[Data records]
═══

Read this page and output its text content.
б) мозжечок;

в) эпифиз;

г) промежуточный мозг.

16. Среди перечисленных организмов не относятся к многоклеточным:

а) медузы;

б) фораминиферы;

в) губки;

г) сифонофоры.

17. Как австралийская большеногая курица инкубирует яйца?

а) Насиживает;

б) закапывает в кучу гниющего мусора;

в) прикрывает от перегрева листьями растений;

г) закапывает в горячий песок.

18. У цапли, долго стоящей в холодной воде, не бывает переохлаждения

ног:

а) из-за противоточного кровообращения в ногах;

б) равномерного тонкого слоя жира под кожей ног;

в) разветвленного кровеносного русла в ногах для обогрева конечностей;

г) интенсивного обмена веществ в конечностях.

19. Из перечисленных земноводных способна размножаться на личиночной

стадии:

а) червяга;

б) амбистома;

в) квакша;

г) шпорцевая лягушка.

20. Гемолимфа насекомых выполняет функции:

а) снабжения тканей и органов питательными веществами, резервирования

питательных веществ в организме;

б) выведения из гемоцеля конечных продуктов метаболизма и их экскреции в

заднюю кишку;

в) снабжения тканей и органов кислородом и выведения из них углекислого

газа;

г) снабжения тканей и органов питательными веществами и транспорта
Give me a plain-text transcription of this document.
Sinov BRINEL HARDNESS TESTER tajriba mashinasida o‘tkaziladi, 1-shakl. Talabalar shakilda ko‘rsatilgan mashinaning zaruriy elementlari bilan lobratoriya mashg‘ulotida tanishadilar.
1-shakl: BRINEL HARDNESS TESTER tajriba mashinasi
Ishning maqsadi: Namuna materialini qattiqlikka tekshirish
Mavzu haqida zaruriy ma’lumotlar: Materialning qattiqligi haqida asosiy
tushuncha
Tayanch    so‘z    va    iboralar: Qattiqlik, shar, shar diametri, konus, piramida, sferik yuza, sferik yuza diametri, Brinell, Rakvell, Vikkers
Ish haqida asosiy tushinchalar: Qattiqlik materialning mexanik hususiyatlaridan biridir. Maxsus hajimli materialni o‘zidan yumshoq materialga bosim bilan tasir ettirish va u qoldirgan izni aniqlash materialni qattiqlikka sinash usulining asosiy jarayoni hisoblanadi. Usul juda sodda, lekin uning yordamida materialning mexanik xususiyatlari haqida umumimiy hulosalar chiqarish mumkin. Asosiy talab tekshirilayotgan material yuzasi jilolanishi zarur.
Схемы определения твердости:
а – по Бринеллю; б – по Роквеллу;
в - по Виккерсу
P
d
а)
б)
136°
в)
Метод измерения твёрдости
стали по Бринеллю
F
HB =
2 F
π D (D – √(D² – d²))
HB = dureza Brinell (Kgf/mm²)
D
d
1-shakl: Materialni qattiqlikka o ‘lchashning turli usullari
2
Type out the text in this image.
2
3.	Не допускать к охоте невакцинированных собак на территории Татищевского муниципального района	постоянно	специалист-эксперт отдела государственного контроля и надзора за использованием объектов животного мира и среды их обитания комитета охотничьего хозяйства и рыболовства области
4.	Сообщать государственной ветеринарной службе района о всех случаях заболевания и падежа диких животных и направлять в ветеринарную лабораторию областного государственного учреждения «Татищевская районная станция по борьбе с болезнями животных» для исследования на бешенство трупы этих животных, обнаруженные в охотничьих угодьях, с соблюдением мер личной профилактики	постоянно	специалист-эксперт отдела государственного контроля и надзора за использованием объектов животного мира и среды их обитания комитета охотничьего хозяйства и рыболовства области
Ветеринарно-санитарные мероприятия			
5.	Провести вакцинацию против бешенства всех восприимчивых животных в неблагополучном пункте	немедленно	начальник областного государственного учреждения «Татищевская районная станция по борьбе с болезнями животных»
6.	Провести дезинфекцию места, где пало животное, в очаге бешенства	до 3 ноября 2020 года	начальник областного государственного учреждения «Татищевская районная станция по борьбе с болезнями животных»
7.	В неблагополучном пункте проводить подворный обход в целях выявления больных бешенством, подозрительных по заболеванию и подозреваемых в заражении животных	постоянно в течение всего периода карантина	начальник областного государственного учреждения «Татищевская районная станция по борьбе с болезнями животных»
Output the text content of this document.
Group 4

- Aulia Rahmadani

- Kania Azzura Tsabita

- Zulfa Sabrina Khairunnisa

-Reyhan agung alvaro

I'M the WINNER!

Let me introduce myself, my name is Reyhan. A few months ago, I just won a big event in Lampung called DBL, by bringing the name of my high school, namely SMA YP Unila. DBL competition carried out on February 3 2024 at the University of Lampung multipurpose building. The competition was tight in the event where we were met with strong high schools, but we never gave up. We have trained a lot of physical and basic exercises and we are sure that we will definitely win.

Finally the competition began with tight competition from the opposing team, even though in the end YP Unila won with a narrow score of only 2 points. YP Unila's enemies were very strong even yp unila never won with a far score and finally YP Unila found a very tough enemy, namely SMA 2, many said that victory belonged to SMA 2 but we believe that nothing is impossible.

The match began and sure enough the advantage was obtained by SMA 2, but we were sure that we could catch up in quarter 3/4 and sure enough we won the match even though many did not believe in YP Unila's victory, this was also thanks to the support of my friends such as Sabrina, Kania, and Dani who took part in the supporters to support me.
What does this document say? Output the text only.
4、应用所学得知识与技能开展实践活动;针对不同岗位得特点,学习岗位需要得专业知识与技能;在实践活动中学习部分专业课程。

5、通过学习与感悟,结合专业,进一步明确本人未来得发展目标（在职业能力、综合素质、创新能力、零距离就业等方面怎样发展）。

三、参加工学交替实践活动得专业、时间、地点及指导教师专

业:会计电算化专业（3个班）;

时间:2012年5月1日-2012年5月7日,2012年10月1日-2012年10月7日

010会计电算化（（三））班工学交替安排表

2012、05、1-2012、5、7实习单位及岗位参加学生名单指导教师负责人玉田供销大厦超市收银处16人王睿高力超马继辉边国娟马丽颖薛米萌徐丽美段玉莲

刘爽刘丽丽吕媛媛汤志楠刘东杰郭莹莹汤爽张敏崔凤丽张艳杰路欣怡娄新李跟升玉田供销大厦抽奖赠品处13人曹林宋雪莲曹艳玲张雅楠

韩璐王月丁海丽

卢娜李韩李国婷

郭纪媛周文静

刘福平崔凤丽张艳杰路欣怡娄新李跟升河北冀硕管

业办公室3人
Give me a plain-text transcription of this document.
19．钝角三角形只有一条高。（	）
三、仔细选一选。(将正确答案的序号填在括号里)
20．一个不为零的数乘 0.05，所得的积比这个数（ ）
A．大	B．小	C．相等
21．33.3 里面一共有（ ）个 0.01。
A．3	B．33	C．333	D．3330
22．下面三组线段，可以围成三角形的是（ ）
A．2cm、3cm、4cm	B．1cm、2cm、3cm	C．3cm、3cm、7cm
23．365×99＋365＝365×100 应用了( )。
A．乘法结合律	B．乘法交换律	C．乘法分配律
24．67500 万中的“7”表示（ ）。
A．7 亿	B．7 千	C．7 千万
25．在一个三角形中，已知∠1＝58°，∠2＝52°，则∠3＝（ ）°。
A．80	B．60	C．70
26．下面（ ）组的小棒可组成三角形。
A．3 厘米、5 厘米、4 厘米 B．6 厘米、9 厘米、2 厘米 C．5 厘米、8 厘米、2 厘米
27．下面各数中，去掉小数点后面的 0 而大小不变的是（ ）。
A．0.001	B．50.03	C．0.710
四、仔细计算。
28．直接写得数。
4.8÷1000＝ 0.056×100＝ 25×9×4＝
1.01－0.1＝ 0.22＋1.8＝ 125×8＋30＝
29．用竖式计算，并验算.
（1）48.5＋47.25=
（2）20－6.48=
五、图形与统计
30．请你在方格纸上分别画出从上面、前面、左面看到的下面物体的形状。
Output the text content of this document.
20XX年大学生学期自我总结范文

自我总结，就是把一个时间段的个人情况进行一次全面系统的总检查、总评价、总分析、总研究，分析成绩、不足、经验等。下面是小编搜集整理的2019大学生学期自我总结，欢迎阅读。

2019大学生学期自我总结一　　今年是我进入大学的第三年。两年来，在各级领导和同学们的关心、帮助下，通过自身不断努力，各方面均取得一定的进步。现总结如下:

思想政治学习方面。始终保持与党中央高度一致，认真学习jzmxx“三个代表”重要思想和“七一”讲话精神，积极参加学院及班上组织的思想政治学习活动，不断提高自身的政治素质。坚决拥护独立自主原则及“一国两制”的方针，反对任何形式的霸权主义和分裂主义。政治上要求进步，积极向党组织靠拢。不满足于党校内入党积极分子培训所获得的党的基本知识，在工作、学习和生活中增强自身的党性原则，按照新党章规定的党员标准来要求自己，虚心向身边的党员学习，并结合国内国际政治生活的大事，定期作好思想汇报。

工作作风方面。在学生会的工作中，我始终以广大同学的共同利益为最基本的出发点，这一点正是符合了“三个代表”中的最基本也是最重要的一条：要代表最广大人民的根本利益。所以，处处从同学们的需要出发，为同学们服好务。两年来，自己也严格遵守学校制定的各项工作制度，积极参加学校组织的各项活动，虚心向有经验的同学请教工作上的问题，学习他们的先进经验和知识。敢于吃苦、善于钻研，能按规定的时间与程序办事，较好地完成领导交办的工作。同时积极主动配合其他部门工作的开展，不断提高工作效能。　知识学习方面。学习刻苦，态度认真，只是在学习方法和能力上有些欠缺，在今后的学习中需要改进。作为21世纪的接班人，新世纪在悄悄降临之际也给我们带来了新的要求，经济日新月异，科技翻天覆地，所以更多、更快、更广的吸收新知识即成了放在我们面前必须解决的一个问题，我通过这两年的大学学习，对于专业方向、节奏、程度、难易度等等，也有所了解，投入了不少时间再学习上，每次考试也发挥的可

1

═══

Task. Extract, from the material above, each line holding the word "many".

Task result.
Finally the competition began with tight competition from the opposing team, even though in the end YP Unila won with a narrow score of only 2 points. YP Unila's enemies were very strong even yp unila never won with a far score and finally YP Unila found a very tough enemy, namely SMA 2, many said that victory belonged to SMA 2 but we believe that nothing is impossible.
The match began and sure enough the advantage was obtained by SMA 2, but we were sure that we could catch up in quarter 3/4 and sure enough we won the match even though many did not believe in YP Unila's victory, this was also thanks to the support of my friends such as Sabrina, Kania, and Dani who took part in the supporters to support me.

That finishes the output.